[Chart and figure data]
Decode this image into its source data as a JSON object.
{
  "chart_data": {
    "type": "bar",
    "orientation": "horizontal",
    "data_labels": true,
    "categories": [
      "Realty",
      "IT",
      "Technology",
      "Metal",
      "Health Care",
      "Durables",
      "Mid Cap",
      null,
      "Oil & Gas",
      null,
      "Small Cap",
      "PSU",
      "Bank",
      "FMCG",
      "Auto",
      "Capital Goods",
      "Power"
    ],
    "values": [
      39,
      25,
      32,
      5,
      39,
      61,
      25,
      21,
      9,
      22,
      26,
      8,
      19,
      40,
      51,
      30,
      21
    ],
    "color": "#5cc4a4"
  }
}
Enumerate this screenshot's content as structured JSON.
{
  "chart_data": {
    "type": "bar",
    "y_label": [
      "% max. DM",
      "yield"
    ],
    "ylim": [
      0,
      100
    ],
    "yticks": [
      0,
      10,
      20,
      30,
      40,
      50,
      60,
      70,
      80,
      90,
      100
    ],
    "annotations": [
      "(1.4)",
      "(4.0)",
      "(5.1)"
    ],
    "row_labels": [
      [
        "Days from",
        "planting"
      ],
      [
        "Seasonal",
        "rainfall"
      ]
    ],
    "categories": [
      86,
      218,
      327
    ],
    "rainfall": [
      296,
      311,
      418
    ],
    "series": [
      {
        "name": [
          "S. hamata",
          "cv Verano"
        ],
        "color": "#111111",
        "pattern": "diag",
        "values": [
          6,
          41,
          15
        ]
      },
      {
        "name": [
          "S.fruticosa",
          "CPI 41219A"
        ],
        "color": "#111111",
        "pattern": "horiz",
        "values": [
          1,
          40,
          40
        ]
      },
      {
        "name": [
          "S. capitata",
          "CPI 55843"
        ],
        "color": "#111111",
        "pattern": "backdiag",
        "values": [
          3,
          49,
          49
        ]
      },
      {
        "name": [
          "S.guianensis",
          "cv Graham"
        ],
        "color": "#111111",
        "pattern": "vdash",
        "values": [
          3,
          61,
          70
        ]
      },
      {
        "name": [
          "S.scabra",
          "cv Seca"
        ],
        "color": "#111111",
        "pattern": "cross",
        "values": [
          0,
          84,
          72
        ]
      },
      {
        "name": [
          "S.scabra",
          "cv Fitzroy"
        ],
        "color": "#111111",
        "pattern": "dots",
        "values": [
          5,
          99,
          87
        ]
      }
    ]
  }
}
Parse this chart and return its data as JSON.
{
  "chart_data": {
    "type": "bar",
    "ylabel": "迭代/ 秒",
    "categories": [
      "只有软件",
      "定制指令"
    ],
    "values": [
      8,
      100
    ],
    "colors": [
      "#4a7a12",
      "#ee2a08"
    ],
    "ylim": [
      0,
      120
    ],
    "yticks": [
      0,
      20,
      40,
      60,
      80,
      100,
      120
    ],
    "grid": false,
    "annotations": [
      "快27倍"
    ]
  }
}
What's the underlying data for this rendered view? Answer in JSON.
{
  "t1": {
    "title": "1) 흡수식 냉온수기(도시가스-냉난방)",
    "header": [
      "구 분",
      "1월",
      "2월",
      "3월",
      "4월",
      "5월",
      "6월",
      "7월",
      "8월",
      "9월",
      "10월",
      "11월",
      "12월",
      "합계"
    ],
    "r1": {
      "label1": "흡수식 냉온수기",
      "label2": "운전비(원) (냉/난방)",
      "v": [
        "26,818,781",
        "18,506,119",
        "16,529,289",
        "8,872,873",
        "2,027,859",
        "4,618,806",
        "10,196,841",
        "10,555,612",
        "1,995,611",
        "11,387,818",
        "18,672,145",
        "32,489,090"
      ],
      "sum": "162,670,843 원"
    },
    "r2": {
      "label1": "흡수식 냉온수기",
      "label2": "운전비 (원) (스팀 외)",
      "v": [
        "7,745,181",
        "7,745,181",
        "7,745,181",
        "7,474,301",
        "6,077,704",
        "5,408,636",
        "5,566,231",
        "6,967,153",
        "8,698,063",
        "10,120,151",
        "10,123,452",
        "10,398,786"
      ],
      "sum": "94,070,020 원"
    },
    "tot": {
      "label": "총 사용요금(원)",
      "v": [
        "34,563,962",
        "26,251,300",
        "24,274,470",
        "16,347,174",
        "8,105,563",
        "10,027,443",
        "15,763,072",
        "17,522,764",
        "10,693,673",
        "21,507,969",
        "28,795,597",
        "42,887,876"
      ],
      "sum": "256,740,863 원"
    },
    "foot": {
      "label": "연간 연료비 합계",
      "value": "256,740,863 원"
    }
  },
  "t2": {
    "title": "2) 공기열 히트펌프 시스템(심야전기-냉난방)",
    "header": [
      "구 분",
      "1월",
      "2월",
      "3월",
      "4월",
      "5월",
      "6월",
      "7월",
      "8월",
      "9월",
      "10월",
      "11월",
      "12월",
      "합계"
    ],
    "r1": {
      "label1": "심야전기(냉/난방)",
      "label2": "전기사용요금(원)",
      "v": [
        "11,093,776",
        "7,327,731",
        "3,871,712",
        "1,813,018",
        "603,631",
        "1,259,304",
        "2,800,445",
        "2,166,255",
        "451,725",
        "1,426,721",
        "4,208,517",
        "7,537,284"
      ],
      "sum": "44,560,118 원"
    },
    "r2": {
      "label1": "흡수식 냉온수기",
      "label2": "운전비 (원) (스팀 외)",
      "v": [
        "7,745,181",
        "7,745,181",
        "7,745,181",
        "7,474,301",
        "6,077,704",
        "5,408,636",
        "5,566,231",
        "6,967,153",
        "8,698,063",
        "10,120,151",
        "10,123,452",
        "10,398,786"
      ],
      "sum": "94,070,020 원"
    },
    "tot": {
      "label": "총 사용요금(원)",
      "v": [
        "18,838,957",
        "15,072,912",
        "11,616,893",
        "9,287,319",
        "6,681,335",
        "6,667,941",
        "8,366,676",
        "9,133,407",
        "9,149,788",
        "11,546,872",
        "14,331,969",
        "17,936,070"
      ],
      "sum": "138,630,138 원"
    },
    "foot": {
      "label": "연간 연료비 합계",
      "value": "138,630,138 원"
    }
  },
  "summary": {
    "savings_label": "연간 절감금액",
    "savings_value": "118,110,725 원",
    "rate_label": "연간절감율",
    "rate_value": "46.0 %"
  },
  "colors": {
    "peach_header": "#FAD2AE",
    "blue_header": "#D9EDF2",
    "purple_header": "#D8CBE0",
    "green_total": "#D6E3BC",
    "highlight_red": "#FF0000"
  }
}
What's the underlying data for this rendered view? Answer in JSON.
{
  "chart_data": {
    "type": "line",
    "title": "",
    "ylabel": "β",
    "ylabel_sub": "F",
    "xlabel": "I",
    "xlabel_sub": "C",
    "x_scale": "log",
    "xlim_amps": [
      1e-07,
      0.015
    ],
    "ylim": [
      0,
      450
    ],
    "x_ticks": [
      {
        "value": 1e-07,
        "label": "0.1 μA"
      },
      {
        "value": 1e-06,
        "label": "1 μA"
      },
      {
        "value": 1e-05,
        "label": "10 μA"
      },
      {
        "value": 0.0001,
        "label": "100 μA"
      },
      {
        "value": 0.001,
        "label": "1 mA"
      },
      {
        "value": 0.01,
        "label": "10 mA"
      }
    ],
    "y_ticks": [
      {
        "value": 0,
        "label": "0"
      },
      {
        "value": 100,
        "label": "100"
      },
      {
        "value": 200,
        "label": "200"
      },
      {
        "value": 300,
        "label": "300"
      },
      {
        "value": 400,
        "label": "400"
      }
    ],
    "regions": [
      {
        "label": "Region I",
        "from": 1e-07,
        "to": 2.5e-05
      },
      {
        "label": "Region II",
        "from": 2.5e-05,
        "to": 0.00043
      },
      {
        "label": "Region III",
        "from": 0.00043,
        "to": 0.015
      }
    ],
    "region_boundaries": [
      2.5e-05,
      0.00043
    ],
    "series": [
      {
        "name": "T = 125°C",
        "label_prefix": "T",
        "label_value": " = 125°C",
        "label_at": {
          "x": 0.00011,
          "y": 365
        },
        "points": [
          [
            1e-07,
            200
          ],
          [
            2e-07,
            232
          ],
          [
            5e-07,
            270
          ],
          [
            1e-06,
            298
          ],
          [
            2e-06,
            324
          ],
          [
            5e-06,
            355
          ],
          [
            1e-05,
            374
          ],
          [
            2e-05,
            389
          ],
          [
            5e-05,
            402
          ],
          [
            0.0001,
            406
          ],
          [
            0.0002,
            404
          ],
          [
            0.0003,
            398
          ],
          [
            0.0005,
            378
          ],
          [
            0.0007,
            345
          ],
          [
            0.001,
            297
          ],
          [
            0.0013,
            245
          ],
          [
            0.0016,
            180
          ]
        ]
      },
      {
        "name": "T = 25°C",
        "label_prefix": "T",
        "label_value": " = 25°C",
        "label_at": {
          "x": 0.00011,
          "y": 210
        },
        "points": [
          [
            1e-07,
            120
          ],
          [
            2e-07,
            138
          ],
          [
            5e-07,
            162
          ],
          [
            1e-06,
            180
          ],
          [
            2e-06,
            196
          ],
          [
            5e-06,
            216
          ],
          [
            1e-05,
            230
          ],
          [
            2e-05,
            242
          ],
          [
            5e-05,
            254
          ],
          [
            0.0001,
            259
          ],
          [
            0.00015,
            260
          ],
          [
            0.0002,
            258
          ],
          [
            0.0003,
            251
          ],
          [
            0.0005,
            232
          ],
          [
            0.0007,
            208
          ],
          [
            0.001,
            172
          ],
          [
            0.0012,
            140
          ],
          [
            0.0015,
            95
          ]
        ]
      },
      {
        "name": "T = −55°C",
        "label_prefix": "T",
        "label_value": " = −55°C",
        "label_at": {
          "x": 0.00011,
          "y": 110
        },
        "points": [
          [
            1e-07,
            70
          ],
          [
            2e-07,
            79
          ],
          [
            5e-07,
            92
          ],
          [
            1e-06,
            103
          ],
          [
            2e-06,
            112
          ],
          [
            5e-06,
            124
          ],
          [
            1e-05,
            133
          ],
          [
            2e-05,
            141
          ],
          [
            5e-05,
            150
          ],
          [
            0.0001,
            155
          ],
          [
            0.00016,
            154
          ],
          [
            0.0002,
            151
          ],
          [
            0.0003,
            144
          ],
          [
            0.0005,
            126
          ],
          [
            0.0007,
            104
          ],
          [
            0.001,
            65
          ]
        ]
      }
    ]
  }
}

__Written task__: Track down every line holding the string "from" and copy it.

__Final result__:
        "Days from",
        "from": 1e-07,
        "from": 2.5e-05,
        "from": 0.00043,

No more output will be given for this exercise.